▶ What you need to do
Copy word for word the part of the items that begins with the line containing "548, 504, 568)" and ends with the line containing "326, 388, 346)", both lines included.

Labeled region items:
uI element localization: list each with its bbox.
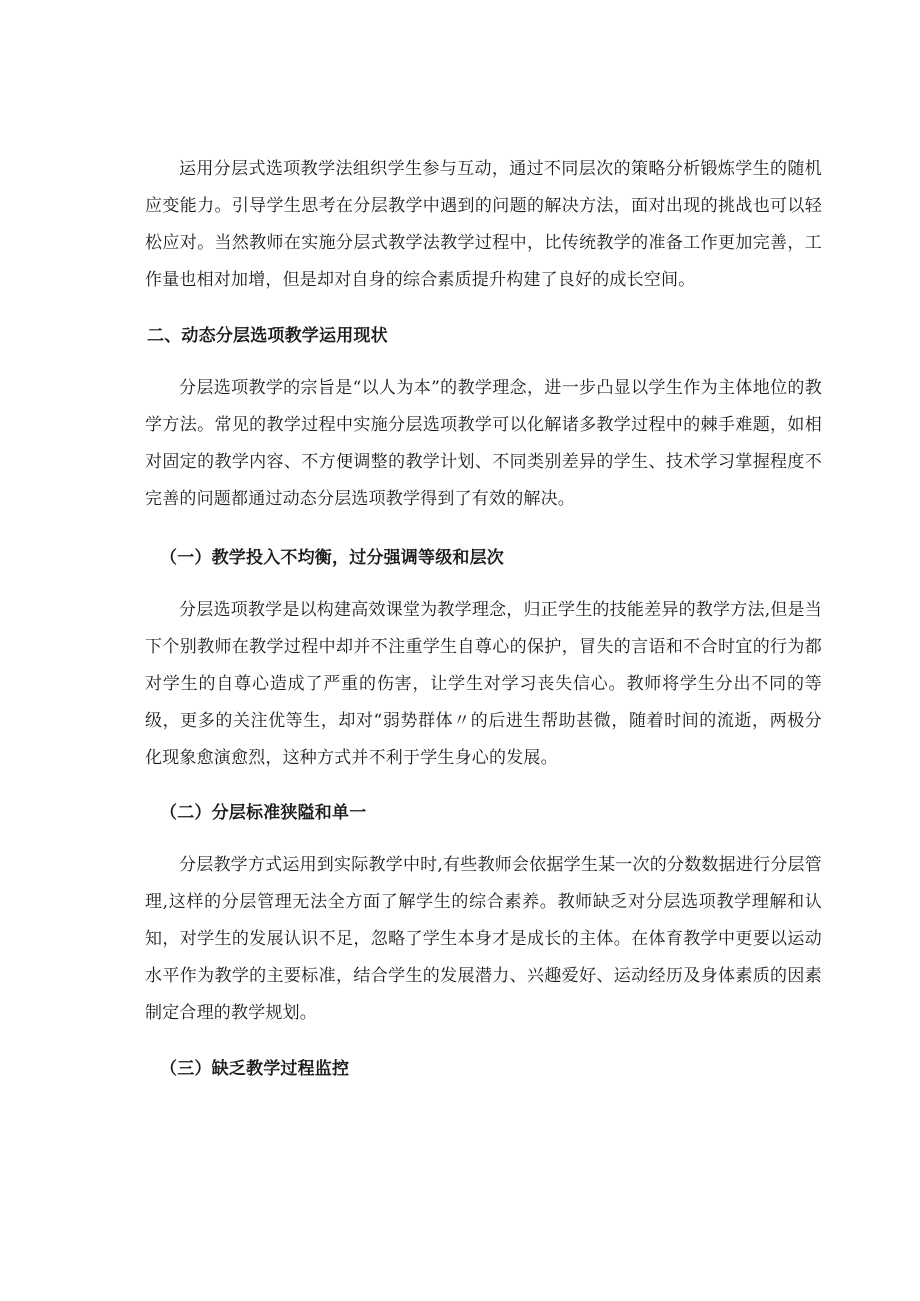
subheading-unbalanced-input: （一）教学投入不均衡，过分强调等级和层次 (160, 548, 504, 568)
section-heading-current-status: 二、动态分层选项教学运用现状 (147, 326, 388, 346)
paragraph-unbalanced-input: 分层选项教学是以构建高效课堂为教学理念，归正学生的技能差异的教学方法,但是当下个别教师在教学过程中却并不注重学生自尊心的保护，冒失的言语和不合时宜的行为都对学生的自尊心造成了严重的伤害，让学生对学习丧失信心。教师将学生分出不同的等级，更多的关注优等生，却对“弱势群体〃的后进生帮助甚微，随着时间的流逝，两极分化现象愈演愈烈，这种方式并不利于学生身心的发展。 (145, 600, 822, 768)
subheading-narrow-standards: （二）分层标准狭隘和单一 (160, 803, 367, 823)
paragraph-layered-teaching-intro: 运用分层式选项教学法组织学生参与互动，通过不同层次的策略分析锻炼学生的随机应变能力。引导学生思考在分层教学中遇到的问题的解决方法，面对出现的挑战也可以轻松应对。当然教师在实施分层式教学法教学过程中，比传统教学的准备工作更加完善，工作量也相对加增，但是却对自身的综合素质提升构建了良好的成长空间。 (145, 159, 822, 290)
subheading-lack-of-monitoring: （三）缺乏教学过程监控 (160, 1059, 350, 1079)
paragraph-teaching-purpose: 分层选项教学的宗旨是“以人为本”的教学理念，进一步凸显以学生作为主体地位的教学方法。常见的教学过程中实施分层选项教学可以化解诸多教学过程中的棘手难题，如相对固定的教学内容、不方便调整的教学计划、不同类别差异的学生、技术学习掌握程度不完善的问题都通过动态分层选项教学得到了有效的解决。 (145, 378, 822, 509)
paragraph-narrow-standards: 分层教学方式运用到实际教学中时,有些教师会依据学生某一次的分数数据进行分层管理,这样的分层管理无法全方面了解学生的综合素养。教师缺乏对分层选项教学理解和认知，对学生的发展认识不足，忽略了学生本身才是成长的主体。在体育教学中更要以运动水平作为教学的主要标准，结合学生的发展潜力、兴趣爱好、运动经历及身体素质的因素制定合理的教学规划。 (145, 855, 822, 1023)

▶ Complete answer
subheading-unbalanced-input: （一）教学投入不均衡，过分强调等级和层次 (160, 548, 504, 568)
section-heading-current-status: 二、动态分层选项教学运用现状 (147, 326, 388, 346)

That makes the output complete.